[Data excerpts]
──────────────────────────────
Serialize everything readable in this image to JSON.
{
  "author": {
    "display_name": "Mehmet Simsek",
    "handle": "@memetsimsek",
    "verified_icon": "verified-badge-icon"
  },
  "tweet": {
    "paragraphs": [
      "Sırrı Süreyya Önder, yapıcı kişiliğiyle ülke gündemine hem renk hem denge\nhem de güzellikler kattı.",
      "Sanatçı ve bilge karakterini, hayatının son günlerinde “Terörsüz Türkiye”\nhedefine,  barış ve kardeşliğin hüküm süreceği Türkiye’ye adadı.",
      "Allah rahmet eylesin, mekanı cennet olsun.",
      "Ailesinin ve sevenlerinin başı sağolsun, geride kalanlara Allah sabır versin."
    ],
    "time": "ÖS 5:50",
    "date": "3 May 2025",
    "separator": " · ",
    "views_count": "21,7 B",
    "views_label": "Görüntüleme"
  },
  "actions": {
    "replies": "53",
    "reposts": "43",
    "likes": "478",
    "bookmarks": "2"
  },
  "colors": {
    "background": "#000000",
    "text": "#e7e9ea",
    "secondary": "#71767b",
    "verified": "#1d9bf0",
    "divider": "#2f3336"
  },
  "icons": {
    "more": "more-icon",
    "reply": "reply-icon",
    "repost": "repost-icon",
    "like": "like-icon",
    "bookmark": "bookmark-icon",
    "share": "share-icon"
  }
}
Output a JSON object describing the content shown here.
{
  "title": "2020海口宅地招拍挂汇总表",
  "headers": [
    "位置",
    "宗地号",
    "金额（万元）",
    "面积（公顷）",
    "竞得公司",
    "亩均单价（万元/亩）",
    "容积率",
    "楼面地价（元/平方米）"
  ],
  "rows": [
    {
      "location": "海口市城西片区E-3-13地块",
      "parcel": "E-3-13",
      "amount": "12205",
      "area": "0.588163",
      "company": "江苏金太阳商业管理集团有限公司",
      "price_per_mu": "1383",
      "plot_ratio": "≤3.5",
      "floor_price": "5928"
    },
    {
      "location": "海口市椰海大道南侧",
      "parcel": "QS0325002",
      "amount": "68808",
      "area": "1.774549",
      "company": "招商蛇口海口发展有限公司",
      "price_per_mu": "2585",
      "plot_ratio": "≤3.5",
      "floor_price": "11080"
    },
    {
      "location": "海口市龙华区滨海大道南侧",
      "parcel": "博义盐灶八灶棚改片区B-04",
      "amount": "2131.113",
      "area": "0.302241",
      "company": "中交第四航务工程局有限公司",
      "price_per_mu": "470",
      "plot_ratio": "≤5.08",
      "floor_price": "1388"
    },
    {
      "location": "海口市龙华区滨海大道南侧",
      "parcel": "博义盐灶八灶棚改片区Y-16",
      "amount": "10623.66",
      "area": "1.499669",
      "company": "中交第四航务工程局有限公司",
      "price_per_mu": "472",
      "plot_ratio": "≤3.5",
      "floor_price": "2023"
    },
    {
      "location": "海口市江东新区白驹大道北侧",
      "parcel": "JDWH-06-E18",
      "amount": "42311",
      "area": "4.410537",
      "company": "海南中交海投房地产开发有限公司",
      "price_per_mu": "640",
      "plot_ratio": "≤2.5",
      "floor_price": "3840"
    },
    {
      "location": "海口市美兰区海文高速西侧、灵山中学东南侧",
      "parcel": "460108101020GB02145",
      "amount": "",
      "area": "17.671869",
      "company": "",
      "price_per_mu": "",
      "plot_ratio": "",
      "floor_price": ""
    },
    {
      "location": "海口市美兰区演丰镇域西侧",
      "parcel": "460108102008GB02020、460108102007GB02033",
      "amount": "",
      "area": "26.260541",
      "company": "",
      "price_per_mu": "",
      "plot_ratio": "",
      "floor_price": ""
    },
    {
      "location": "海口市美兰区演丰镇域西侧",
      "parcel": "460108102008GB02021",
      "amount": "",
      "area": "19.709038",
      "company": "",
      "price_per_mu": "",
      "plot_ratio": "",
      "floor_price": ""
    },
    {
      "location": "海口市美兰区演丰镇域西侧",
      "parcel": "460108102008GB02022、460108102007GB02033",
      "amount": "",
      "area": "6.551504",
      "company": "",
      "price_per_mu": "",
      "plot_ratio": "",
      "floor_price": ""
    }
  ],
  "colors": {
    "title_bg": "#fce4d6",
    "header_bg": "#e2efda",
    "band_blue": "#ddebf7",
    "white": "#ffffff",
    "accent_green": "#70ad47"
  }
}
──────────────────────────────
**Short exercise**
Generate an exact reproduction of all entries.

**Written answer**
Serialize everything readable in this image to JSON.
{
  "author": {
    "display_name": "Mehmet Simsek",
    "handle": "@memetsimsek",
    "verified_icon": "verified-badge-icon"
  },
  "tweet": {
    "paragraphs": [
      "Sırrı Süreyya Önder, yapıcı kişiliğiyle ülke gündemine hem renk hem denge\nhem de güzellikler kattı.",
      "Sanatçı ve bilge karakterini, hayatının son günlerinde “Terörsüz Türkiye”\nhedefine,  barış ve kardeşliğin hüküm süreceği Türkiye’ye adadı.",
      "Allah rahmet eylesin, mekanı cennet olsun.",
      "Ailesinin ve sevenlerinin başı sağolsun, geride kalanlara Allah sabır versin."
    ],
    "time": "ÖS 5:50",
    "date": "3 May 2025",
    "separator": " · ",
    "views_count": "21,7 B",
    "views_label": "Görüntüleme"
  },
  "actions": {
    "replies": "53",
    "reposts": "43",
    "likes": "478",
    "bookmarks": "2"
  },
  "colors": {
    "background": "#000000",
    "text": "#e7e9ea",
    "secondary": "#71767b",
    "verified": "#1d9bf0",
    "divider": "#2f3336"
  },
  "icons": {
    "more": "more-icon",
    "reply": "reply-icon",
    "repost": "repost-icon",
    "like": "like-icon",
    "bookmark": "bookmark-icon",
    "share": "share-icon"
  }
}
Output a JSON object describing the content shown here.
{
  "title": "2020海口宅地招拍挂汇总表",
  "headers": [
    "位置",
    "宗地号",
    "金额（万元）",
    "面积（公顷）",
    "竞得公司",
    "亩均单价（万元/亩）",
    "容积率",
    "楼面地价（元/平方米）"
  ],
  "rows": [
    {
      "location": "海口市城西片区E-3-13地块",
      "parcel": "E-3-13",
      "amount": "12205",
      "area": "0.588163",
      "company": "江苏金太阳商业管理集团有限公司",
      "price_per_mu": "1383",
      "plot_ratio": "≤3.5",
      "floor_price": "5928"
    },
    {
      "location": "海口市椰海大道南侧",
      "parcel": "QS0325002",
      "amount": "68808",
      "area": "1.774549",
      "company": "招商蛇口海口发展有限公司",
      "price_per_mu": "2585",
      "plot_ratio": "≤3.5",
      "floor_price": "11080"
    },
    {
      "location": "海口市龙华区滨海大道南侧",
      "parcel": "博义盐灶八灶棚改片区B-04",
      "amount": "2131.113",
      "area": "0.302241",
      "company": "中交第四航务工程局有限公司",
      "price_per_mu": "470",
      "plot_ratio": "≤5.08",
      "floor_price": "1388"
    },
    {
      "location": "海口市龙华区滨海大道南侧",
      "parcel": "博义盐灶八灶棚改片区Y-16",
      "amount": "10623.66",
      "area": "1.499669",
      "company": "中交第四航务工程局有限公司",
      "price_per_mu": "472",
      "plot_ratio": "≤3.5",
      "floor_price": "2023"
    },
    {
      "location": "海口市江东新区白驹大道北侧",
      "parcel": "JDWH-06-E18",
      "amount": "42311",
      "area": "4.410537",
      "company": "海南中交海投房地产开发有限公司",
      "price_per_mu": "640",
      "plot_ratio": "≤2.5",
      "floor_price": "3840"
    },
    {
      "location": "海口市美兰区海文高速西侧、灵山中学东南侧",
      "parcel": "460108101020GB02145",
      "amount": "",
      "area": "17.671869",
      "company": "",
      "price_per_mu": "",
      "plot_ratio": "",
      "floor_price": ""
    },
    {
      "location": "海口市美兰区演丰镇域西侧",
      "parcel": "460108102008GB02020、460108102007GB02033",
      "amount": "",
      "area": "26.260541",
      "company": "",
      "price_per_mu": "",
      "plot_ratio": "",
      "floor_price": ""
    },
    {
      "location": "海口市美兰区演丰镇域西侧",
      "parcel": "460108102008GB02021",
      "amount": "",
      "area": "19.709038",
      "company": "",
      "price_per_mu": "",
      "plot_ratio": "",
      "floor_price": ""
    },
    {
      "location": "海口市美兰区演丰镇域西侧",
      "parcel": "460108102008GB02022、460108102007GB02033",
      "amount": "",
      "area": "6.551504",
      "company": "",
      "price_per_mu": "",
      "plot_ratio": "",
      "floor_price": ""
    }
  ],
  "colors": {
    "title_bg": "#fce4d6",
    "header_bg": "#e2efda",
    "band_blue": "#ddebf7",
    "white": "#ffffff",
    "accent_green": "#70ad47"
  }
}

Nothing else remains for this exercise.